▶ Record set:

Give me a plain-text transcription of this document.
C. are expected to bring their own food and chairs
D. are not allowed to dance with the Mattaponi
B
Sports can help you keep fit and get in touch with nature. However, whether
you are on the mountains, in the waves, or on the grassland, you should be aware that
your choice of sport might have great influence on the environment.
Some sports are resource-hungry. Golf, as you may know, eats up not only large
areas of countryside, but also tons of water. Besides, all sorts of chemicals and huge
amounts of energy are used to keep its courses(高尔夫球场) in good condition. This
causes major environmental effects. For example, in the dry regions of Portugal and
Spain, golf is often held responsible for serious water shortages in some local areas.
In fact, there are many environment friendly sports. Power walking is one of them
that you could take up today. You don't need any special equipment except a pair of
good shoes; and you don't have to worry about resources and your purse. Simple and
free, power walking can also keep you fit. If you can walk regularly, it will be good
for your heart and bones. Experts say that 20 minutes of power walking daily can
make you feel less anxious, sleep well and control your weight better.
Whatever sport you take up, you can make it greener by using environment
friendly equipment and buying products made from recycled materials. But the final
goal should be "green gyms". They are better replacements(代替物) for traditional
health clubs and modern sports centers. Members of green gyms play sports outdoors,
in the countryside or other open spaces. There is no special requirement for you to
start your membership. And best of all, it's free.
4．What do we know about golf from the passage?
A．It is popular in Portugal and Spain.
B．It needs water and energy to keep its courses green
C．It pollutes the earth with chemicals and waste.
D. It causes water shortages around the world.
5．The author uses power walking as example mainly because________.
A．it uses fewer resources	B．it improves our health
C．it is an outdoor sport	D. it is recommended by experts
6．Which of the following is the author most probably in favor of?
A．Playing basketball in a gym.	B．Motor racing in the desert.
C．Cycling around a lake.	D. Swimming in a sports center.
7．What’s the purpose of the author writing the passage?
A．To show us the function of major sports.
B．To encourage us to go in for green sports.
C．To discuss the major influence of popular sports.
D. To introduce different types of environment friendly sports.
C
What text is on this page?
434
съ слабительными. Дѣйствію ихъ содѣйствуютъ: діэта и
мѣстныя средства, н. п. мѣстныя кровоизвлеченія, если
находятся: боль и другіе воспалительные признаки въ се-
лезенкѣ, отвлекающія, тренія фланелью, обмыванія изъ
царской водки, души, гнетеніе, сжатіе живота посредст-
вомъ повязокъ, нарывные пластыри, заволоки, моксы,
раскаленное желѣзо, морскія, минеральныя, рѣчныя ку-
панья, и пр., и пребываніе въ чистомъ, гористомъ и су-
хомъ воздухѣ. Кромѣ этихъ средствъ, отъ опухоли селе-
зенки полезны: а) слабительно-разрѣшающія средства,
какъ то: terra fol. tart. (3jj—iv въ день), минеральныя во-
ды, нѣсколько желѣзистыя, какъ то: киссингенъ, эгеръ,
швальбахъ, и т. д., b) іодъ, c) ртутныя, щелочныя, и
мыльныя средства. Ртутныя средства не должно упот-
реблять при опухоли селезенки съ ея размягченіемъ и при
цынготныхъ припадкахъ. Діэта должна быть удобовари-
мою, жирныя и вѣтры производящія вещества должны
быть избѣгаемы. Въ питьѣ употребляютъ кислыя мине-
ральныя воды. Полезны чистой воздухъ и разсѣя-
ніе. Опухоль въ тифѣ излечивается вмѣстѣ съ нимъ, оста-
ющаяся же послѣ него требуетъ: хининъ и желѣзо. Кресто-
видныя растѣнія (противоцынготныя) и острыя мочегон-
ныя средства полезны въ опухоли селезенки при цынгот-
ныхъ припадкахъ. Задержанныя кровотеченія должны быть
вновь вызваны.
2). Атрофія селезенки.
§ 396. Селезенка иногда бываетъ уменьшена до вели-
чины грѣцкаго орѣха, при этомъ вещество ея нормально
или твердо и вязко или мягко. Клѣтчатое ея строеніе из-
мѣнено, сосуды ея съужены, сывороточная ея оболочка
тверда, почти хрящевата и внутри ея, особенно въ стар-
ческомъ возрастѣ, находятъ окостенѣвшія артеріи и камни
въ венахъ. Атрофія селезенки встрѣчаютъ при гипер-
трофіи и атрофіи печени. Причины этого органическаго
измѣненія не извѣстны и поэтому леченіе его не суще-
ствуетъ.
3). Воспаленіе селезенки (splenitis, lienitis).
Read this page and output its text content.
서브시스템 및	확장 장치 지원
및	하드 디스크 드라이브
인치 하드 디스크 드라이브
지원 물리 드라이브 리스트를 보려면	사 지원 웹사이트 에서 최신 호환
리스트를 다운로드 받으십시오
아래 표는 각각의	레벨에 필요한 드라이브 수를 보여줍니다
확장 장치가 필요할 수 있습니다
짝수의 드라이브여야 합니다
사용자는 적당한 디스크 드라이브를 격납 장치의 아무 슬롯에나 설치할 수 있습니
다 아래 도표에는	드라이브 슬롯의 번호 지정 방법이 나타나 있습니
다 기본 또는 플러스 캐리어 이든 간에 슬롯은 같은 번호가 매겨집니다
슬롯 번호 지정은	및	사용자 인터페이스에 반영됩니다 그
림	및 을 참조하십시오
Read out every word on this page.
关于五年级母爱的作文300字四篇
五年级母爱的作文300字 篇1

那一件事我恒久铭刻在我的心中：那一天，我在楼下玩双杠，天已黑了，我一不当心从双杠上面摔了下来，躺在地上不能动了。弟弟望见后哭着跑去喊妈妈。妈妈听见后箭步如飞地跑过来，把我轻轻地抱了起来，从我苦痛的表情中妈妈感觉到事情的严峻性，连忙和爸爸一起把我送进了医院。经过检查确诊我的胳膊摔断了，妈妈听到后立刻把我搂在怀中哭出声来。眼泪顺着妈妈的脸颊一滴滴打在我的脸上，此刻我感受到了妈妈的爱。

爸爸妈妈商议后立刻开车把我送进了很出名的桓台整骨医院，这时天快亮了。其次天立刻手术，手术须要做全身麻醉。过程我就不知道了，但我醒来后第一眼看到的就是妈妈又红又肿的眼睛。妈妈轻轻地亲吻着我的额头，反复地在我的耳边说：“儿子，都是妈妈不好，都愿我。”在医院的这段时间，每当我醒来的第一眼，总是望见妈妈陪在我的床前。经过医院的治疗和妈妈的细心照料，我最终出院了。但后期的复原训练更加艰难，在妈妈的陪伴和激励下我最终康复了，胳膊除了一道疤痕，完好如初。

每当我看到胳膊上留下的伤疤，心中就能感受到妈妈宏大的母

▶ Objective:
The lines to reproduce run from the line containing "Read out every word on this page." to the end of the listing; write them out exactly and add nothing.

▶ Result for this exercise:
Read out every word on this page.
关于五年级母爱的作文300字四篇
五年级母爱的作文300字 篇1

那一件事我恒久铭刻在我的心中：那一天，我在楼下玩双杠，天已黑了，我一不当心从双杠上面摔了下来，躺在地上不能动了。弟弟望见后哭着跑去喊妈妈。妈妈听见后箭步如飞地跑过来，把我轻轻地抱了起来，从我苦痛的表情中妈妈感觉到事情的严峻性，连忙和爸爸一起把我送进了医院。经过检查确诊我的胳膊摔断了，妈妈听到后立刻把我搂在怀中哭出声来。眼泪顺着妈妈的脸颊一滴滴打在我的脸上，此刻我感受到了妈妈的爱。

爸爸妈妈商议后立刻开车把我送进了很出名的桓台整骨医院，这时天快亮了。其次天立刻手术，手术须要做全身麻醉。过程我就不知道了，但我醒来后第一眼看到的就是妈妈又红又肿的眼睛。妈妈轻轻地亲吻着我的额头，反复地在我的耳边说：“儿子，都是妈妈不好，都愿我。”在医院的这段时间，每当我醒来的第一眼，总是望见妈妈陪在我的床前。经过医院的治疗和妈妈的细心照料，我最终出院了。但后期的复原训练更加艰难，在妈妈的陪伴和激励下我最终康复了，胳膊除了一道疤痕，完好如初。

每当我看到胳膊上留下的伤疤，心中就能感受到妈妈宏大的母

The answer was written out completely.